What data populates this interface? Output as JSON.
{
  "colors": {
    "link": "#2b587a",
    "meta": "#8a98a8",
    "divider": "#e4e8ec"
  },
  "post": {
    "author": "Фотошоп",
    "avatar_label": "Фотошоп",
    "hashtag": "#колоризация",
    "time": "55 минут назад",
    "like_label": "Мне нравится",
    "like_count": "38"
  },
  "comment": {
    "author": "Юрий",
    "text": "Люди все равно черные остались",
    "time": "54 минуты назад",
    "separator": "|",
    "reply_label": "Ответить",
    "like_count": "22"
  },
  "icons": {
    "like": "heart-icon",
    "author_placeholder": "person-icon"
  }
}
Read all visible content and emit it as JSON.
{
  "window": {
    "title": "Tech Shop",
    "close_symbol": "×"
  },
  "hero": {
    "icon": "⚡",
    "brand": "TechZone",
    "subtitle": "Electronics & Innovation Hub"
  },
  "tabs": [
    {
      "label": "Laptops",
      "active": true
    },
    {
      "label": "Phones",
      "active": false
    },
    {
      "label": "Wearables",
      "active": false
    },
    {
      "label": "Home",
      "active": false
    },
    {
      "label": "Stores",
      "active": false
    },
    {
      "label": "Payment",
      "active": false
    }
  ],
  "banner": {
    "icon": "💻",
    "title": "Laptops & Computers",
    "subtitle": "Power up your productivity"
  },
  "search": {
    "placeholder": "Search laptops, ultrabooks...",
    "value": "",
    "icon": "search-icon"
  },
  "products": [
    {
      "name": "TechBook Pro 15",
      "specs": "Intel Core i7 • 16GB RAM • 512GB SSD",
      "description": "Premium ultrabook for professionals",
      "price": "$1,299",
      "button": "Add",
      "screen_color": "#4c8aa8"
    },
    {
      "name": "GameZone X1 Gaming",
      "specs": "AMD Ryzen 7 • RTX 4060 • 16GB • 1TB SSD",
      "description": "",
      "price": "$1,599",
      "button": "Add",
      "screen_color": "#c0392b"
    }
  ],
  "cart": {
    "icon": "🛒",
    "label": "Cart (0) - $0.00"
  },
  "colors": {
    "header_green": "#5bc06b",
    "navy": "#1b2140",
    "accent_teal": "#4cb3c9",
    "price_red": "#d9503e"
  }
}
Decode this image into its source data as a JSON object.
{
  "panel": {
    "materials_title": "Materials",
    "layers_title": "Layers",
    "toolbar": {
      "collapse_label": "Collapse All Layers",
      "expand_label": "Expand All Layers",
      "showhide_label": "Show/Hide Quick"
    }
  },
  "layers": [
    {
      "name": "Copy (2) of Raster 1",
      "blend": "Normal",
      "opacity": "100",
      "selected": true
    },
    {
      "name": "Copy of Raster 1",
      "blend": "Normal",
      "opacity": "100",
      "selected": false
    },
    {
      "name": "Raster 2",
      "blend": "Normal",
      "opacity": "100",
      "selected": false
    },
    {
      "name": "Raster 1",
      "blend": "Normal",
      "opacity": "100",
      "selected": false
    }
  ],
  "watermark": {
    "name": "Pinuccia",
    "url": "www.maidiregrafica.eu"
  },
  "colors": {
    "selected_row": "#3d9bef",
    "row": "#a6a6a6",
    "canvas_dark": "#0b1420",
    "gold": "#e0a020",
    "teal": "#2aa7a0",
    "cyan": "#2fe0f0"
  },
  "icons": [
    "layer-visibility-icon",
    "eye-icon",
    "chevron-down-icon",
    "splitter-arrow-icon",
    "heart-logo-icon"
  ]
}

○ ○ ○ ○ ○ ○ ○

--- The exercise ---
Return only the number of lines in the entries that contain the string "назад".

--- The response ---
2